• Stated exercise: Give back a single number, the count of lines containing the word "Empty".

• Dataset extract:
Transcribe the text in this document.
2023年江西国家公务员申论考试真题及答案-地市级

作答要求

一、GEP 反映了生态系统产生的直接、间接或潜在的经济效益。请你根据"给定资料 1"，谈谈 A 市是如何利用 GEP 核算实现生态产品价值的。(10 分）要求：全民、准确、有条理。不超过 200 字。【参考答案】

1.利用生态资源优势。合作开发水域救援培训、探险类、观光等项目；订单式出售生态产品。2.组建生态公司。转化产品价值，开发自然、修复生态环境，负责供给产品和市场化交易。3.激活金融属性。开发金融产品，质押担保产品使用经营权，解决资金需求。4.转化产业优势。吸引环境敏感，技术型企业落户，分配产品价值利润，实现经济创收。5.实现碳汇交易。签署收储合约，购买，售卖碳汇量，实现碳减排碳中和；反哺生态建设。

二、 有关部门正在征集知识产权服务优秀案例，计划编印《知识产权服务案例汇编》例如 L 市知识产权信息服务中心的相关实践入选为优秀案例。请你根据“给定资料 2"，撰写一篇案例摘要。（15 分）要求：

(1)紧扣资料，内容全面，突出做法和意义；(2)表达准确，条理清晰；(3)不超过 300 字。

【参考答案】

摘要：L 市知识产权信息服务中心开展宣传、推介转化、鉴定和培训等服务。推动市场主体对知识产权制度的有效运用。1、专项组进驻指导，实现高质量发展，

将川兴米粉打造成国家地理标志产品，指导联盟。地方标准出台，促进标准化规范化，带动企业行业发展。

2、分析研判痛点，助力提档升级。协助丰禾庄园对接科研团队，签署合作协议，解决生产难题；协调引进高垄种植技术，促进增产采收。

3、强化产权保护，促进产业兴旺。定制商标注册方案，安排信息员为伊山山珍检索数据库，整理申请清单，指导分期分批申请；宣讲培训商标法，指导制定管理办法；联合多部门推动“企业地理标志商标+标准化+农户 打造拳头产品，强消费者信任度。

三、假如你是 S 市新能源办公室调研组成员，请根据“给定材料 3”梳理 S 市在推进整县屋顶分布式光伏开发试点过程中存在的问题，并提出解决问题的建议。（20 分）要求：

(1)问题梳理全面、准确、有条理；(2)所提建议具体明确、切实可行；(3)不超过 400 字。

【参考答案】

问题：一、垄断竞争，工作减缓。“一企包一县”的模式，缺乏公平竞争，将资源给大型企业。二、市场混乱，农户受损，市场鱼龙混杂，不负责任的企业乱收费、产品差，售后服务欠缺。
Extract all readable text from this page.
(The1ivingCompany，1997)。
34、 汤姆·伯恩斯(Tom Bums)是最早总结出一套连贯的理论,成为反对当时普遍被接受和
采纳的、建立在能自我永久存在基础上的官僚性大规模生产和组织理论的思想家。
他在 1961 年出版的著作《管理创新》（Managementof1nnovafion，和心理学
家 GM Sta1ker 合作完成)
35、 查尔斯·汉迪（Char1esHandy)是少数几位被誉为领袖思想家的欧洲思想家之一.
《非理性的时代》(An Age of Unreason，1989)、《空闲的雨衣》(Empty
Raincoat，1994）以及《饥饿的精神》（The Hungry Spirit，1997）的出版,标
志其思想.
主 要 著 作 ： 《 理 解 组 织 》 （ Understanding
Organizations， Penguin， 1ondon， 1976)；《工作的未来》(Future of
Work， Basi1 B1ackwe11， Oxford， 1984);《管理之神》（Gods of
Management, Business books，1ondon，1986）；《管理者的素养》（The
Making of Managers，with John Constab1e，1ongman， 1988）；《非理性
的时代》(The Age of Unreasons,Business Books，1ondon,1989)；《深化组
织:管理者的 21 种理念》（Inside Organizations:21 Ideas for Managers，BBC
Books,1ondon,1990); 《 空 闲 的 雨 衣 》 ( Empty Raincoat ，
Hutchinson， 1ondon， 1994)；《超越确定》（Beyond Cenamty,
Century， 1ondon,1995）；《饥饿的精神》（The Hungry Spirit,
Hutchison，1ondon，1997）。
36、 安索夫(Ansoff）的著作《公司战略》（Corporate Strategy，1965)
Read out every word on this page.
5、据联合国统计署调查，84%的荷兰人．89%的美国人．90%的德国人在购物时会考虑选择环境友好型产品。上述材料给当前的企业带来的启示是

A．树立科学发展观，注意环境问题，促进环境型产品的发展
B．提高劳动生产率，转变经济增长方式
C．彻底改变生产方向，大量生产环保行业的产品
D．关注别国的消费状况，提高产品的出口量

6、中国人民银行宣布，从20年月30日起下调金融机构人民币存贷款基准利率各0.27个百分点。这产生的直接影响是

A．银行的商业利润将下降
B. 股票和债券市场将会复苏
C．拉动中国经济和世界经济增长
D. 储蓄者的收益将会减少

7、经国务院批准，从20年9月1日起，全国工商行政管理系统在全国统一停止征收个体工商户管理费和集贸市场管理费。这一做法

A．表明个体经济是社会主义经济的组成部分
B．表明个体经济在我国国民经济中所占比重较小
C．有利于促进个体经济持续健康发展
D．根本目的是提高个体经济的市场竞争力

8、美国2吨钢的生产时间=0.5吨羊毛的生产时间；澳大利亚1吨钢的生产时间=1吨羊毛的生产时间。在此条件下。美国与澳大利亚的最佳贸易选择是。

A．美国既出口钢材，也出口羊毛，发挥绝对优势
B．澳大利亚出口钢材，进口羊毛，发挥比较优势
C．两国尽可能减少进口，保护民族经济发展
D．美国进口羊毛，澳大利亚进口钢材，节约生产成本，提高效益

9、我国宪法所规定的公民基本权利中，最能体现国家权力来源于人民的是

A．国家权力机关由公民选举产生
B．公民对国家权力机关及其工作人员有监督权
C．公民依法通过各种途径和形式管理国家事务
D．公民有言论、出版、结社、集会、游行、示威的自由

• Written solution: 2